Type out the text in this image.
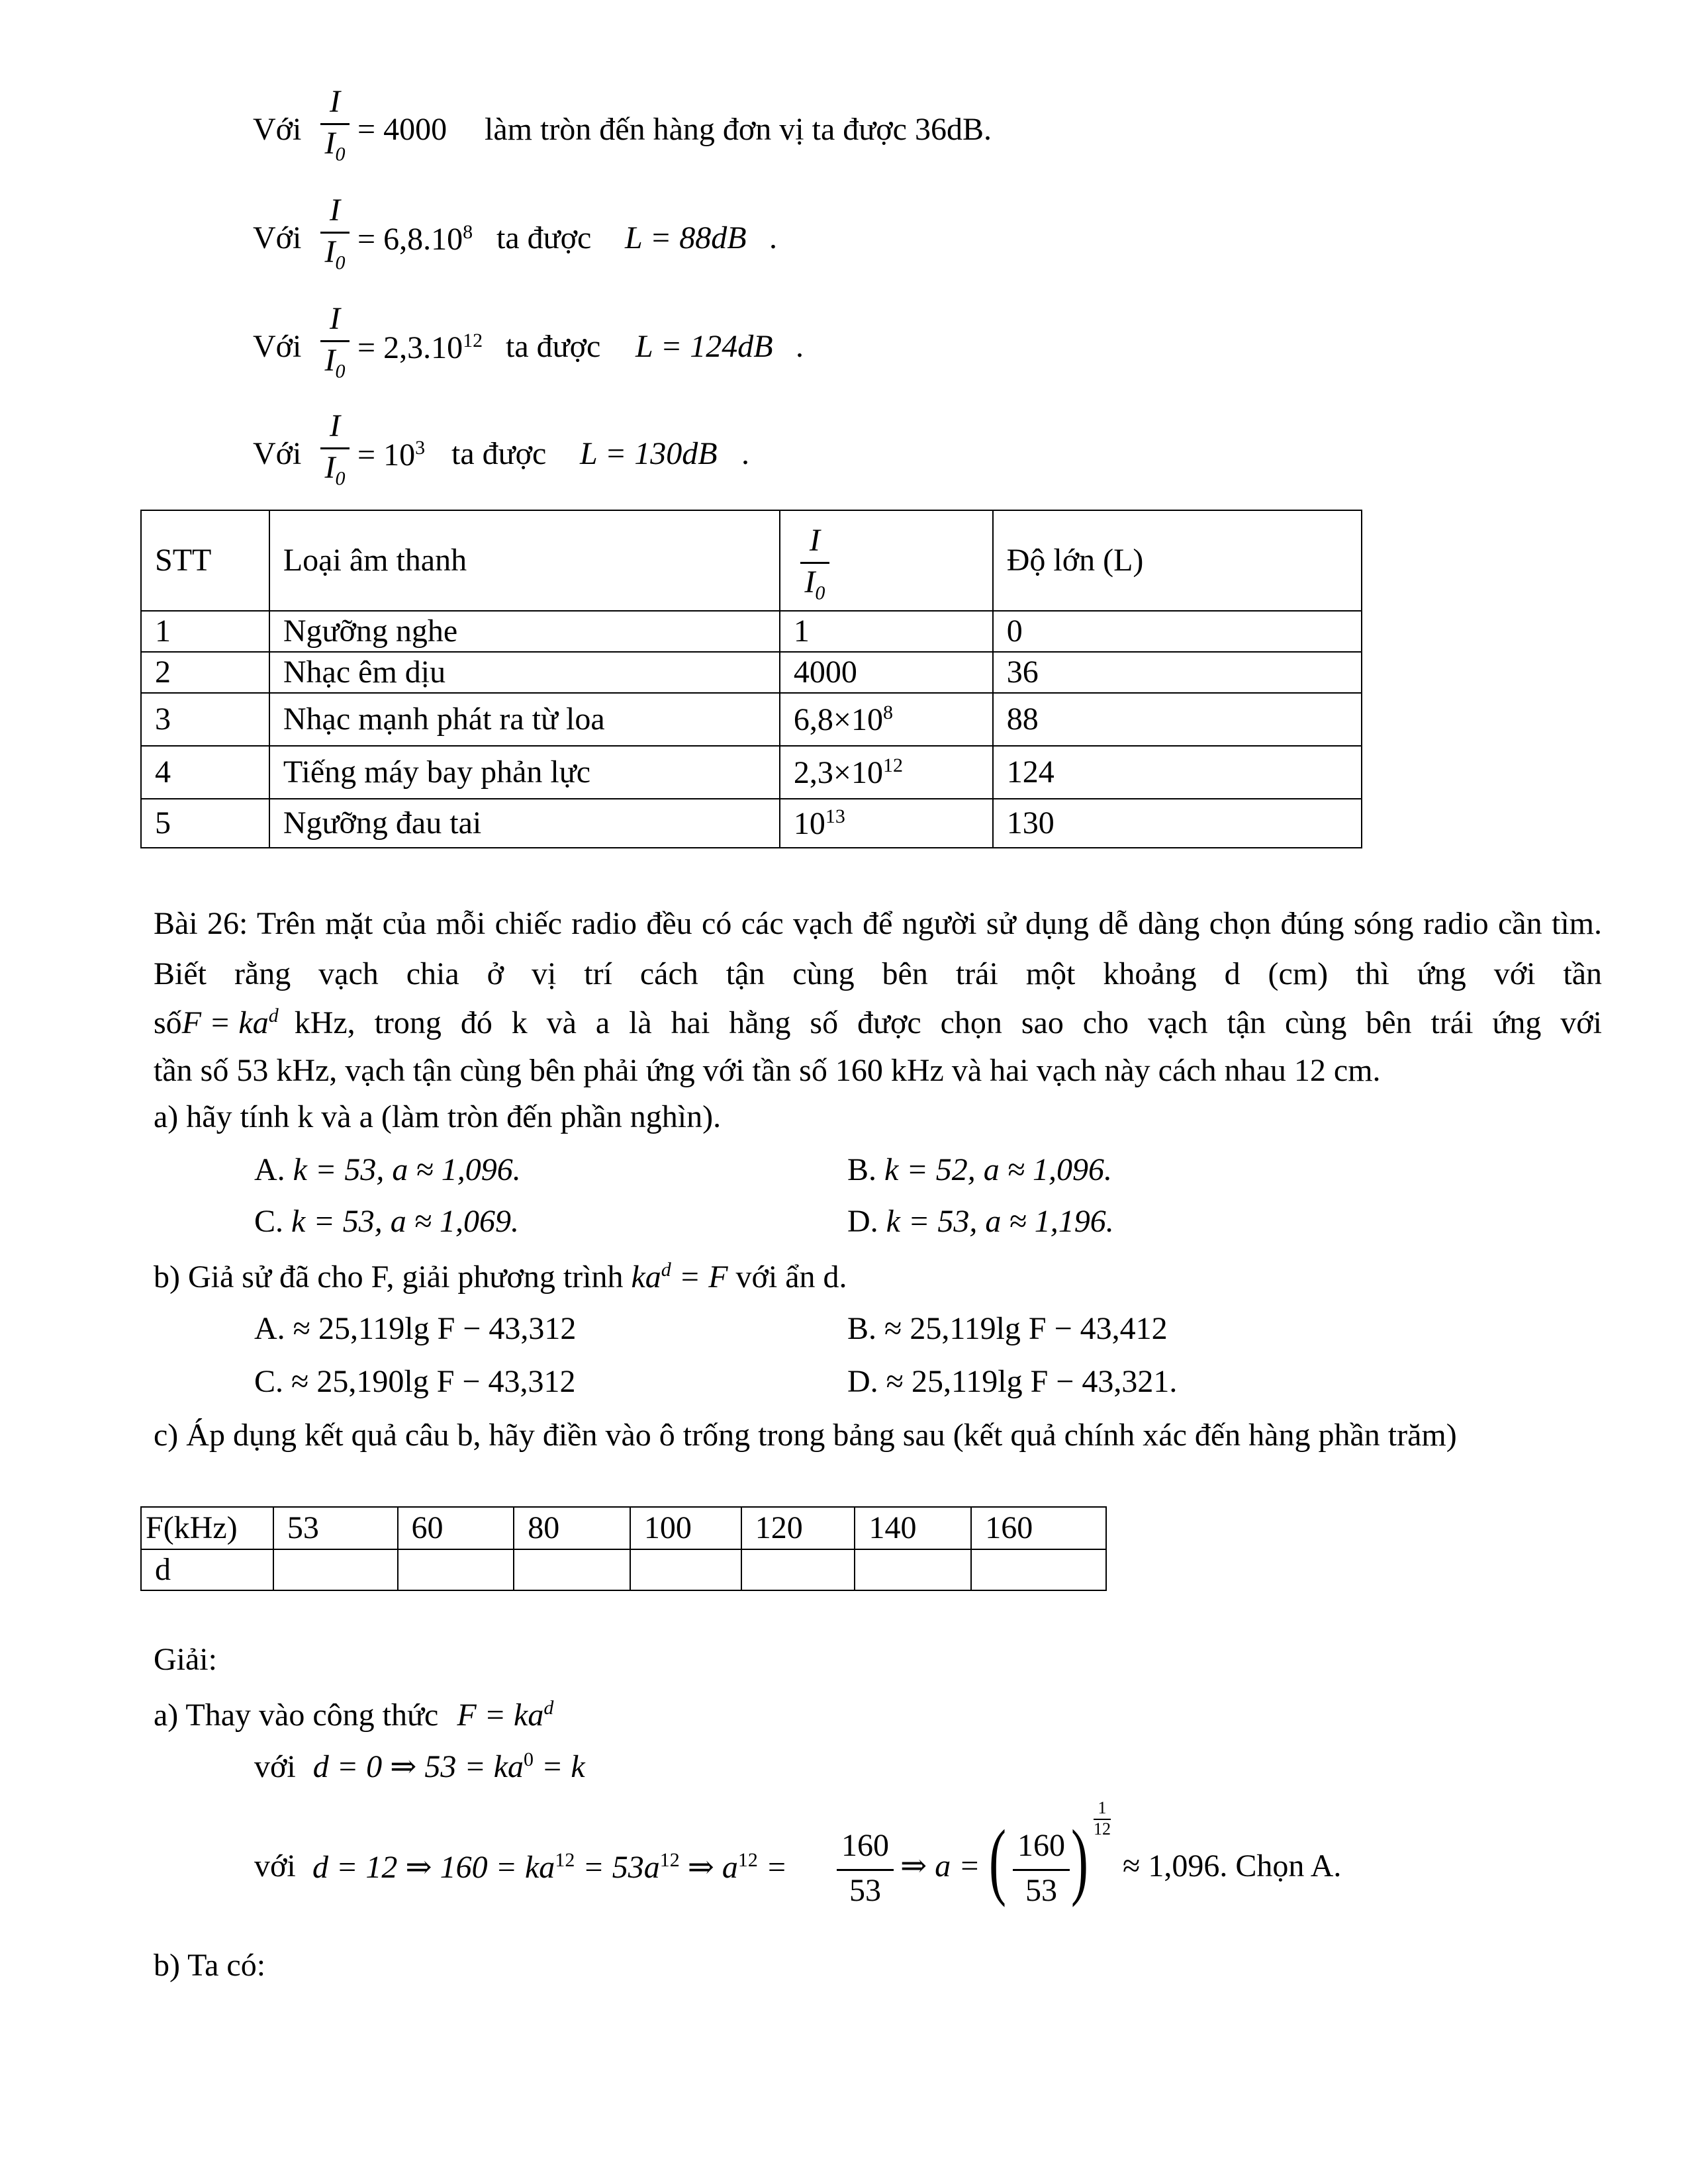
Với
I
$I_0$
= 4000 làm tròn đến hàng đơn vị ta được 36dB.
Với
I
$I_0$
= $6,8.10^8$ ta được L = 88dB .
Với
I
$I_0$
= $2,3.10^{12}$ ta được L = 124dB .
Với
I
$I_0$
= $10^3$ ta được L = 130dB .
STT	Loại âm thanh	$\frac{I}{I_0}$	Độ lớn (L)
1	Ngưỡng nghe	1	0
2	Nhạc êm dịu	4000	36
3	Nhạc mạnh phát ra từ loa	$6,8\times 10^8$	88
4	Tiếng máy bay phản lực	$2,3\times 10^{12}$	124
5	Ngưỡng đau tai	$10^{13}$	130
Bài 26: Trên mặt của mỗi chiếc radio đều có các vạch để người sử dụng dễ dàng chọn đúng sóng radio cần tìm. Biết rằng vạch chia ở vị trí cách tận cùng bên trái một khoảng d (cm) thì ứng với tần
số $F = ka^d$ kHz, trong đó k và a là hai hằng số được chọn sao cho vạch tận cùng bên trái ứng với
tần số 53 kHz, vạch tận cùng bên phải ứng với tần số 160 kHz và hai vạch này cách nhau 12 cm.
a) hãy tính k và a (làm tròn đến phần nghìn).
A. k = 53, a ≈ 1,096.	B. k = 52, a ≈ 1,096.
C. k = 53, a ≈ 1,069.	D. k = 53, a ≈ 1,196.
b) Giả sử đã cho F, giải phương trình $ka^d = F$ với ẩn d.
A. ≈ 25,119lg F − 43,312	B. ≈ 25,119lg F − 43,412
C. ≈ 25,190lg F − 43,312	D. ≈ 25,119lg F − 43,321.
c) Áp dụng kết quả câu b, hãy điền vào ô trống trong bảng sau (kết quả chính xác đến hàng phần trăm)
F(kHz)	53	60	80	100	120	140	160
d							
Giải:
a) Thay vào công thức $F = ka^d$
với d = 0 ⇒ $53 = ka^0 = k$
với d = 12 ⇒ $160 = ka^{12} = 53a^{12}$ ⇒ $a^{12}$ =
160
53
⇒ a = ( 160
53 )
1
12
≈ 1,096. Chọn A.
b) Ta có:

-- -- --

## [WHAT THIS TASK INVOLVES]
Give back each entry exactly as it appears, with no pictures.

## [TASK ANSWER]
Type out the text in this image.
Với
I
$I_0$
= 4000 làm tròn đến hàng đơn vị ta được 36dB.
Với
I
$I_0$
= $6,8.10^8$ ta được L = 88dB .
Với
I
$I_0$
= $2,3.10^{12}$ ta được L = 124dB .
Với
I
$I_0$
= $10^3$ ta được L = 130dB .
STT	Loại âm thanh	$\frac{I}{I_0}$	Độ lớn (L)
1	Ngưỡng nghe	1	0
2	Nhạc êm dịu	4000	36
3	Nhạc mạnh phát ra từ loa	$6,8\times 10^8$	88
4	Tiếng máy bay phản lực	$2,3\times 10^{12}$	124
5	Ngưỡng đau tai	$10^{13}$	130
Bài 26: Trên mặt của mỗi chiếc radio đều có các vạch để người sử dụng dễ dàng chọn đúng sóng radio cần tìm. Biết rằng vạch chia ở vị trí cách tận cùng bên trái một khoảng d (cm) thì ứng với tần
số $F = ka^d$ kHz, trong đó k và a là hai hằng số được chọn sao cho vạch tận cùng bên trái ứng với
tần số 53 kHz, vạch tận cùng bên phải ứng với tần số 160 kHz và hai vạch này cách nhau 12 cm.
a) hãy tính k và a (làm tròn đến phần nghìn).
A. k = 53, a ≈ 1,096.	B. k = 52, a ≈ 1,096.
C. k = 53, a ≈ 1,069.	D. k = 53, a ≈ 1,196.
b) Giả sử đã cho F, giải phương trình $ka^d = F$ với ẩn d.
A. ≈ 25,119lg F − 43,312	B. ≈ 25,119lg F − 43,412
C. ≈ 25,190lg F − 43,312	D. ≈ 25,119lg F − 43,321.
c) Áp dụng kết quả câu b, hãy điền vào ô trống trong bảng sau (kết quả chính xác đến hàng phần trăm)
F(kHz)	53	60	80	100	120	140	160
d							
Giải:
a) Thay vào công thức $F = ka^d$
với d = 0 ⇒ $53 = ka^0 = k$
với d = 12 ⇒ $160 = ka^{12} = 53a^{12}$ ⇒ $a^{12}$ =
160
53
⇒ a = ( 160
53 )
1
12
≈ 1,096. Chọn A.
b) Ta có:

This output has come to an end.